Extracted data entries
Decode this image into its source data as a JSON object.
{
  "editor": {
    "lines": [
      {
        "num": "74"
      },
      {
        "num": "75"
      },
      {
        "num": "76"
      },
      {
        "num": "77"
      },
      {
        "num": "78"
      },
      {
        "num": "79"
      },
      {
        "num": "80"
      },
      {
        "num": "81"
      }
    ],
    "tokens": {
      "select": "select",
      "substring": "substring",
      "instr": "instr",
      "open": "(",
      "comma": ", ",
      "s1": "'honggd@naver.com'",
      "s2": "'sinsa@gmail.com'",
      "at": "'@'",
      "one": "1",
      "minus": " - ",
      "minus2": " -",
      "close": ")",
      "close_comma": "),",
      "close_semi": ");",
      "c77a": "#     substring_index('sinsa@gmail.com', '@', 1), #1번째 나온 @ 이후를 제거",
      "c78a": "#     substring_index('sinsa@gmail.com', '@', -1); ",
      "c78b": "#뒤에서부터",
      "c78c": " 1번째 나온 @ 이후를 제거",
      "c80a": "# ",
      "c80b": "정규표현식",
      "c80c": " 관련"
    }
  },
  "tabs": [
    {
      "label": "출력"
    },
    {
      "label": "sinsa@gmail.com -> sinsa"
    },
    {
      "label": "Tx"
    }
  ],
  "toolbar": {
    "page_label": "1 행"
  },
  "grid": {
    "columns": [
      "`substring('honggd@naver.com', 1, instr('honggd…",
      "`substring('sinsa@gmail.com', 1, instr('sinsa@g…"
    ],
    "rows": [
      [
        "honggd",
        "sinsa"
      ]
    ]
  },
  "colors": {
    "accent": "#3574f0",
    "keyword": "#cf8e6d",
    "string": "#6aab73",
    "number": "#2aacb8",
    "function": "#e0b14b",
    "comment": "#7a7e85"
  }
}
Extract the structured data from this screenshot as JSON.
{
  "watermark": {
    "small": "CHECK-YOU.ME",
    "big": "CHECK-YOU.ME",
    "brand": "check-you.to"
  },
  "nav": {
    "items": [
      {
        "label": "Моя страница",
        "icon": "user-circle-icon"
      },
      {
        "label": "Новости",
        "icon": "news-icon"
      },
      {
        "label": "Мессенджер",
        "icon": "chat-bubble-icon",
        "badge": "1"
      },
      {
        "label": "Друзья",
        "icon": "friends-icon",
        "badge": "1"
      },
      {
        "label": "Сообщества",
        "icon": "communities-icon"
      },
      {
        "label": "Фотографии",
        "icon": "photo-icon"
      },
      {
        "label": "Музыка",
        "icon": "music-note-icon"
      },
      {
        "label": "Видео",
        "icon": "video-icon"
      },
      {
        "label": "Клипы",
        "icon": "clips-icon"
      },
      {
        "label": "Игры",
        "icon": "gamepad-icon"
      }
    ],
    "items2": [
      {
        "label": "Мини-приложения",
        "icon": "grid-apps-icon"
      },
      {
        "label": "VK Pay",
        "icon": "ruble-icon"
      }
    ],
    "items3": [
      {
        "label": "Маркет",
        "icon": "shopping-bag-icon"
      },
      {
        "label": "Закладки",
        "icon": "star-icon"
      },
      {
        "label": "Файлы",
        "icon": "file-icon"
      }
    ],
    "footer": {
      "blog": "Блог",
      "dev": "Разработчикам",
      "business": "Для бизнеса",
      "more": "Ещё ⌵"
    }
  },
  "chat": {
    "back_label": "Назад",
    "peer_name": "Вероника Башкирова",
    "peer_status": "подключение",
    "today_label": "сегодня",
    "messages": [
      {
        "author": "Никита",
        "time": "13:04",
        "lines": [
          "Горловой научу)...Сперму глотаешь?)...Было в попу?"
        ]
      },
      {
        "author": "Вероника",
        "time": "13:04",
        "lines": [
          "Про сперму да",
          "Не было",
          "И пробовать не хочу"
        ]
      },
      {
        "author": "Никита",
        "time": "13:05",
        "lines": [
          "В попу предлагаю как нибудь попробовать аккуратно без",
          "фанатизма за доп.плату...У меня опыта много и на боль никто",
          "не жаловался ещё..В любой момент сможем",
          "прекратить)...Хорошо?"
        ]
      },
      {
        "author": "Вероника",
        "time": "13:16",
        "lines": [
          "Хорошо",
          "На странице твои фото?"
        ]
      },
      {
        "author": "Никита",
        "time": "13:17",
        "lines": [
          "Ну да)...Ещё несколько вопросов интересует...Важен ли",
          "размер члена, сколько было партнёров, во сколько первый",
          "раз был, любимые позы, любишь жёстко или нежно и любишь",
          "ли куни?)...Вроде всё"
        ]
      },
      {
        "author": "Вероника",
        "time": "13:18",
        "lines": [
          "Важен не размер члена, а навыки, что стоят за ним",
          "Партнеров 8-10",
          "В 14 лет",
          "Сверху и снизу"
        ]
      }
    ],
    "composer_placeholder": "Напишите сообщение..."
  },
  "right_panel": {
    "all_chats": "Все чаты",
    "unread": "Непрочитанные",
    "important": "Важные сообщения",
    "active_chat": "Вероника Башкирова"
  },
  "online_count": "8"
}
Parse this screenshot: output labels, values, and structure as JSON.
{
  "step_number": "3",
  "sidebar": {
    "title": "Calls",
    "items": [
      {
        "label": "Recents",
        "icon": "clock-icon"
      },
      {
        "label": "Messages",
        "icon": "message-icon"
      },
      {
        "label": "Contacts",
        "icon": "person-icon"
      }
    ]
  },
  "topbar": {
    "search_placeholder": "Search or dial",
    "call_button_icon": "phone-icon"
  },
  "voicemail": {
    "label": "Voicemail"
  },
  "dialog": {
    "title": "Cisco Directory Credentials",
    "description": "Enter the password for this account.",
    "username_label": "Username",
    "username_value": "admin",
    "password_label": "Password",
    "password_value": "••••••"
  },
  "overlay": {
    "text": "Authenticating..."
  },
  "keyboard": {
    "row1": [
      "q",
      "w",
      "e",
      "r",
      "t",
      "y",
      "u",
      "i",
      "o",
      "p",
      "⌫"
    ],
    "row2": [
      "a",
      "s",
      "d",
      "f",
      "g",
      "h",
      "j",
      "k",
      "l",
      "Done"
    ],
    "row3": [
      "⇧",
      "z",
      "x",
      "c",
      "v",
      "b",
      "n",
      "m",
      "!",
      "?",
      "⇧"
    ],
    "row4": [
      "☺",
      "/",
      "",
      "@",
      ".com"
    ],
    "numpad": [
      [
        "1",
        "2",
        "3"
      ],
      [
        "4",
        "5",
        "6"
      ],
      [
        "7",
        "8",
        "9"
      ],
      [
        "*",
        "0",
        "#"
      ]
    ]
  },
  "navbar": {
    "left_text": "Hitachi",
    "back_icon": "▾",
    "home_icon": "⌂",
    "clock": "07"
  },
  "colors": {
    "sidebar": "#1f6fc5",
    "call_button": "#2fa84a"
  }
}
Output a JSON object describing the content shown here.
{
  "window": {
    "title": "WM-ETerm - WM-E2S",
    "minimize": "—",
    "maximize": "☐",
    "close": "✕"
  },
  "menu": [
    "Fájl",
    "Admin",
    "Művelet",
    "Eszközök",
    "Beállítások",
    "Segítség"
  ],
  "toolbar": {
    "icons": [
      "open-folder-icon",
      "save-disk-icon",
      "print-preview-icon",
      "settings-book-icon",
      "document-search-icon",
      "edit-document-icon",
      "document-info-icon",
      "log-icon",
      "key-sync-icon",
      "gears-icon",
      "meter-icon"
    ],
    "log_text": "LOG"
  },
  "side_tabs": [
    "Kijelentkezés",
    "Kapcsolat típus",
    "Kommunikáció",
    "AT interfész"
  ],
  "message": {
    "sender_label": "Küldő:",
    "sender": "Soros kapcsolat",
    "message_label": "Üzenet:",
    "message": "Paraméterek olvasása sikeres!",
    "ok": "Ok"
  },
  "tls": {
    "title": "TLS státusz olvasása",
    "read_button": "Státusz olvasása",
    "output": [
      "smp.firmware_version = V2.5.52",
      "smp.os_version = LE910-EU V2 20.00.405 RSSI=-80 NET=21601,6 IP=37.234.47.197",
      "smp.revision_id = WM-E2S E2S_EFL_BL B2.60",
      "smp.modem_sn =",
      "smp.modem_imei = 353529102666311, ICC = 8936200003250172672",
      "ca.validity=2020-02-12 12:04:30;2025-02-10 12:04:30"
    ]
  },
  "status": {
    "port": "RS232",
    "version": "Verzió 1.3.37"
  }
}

**Instruction**:
Show each line in the entries that holds the string "honggd".

**Exercise solution**:
      "s1": "'honggd@naver.com'",
      "`substring('honggd@naver.com', 1, instr('honggd…",
        "honggd",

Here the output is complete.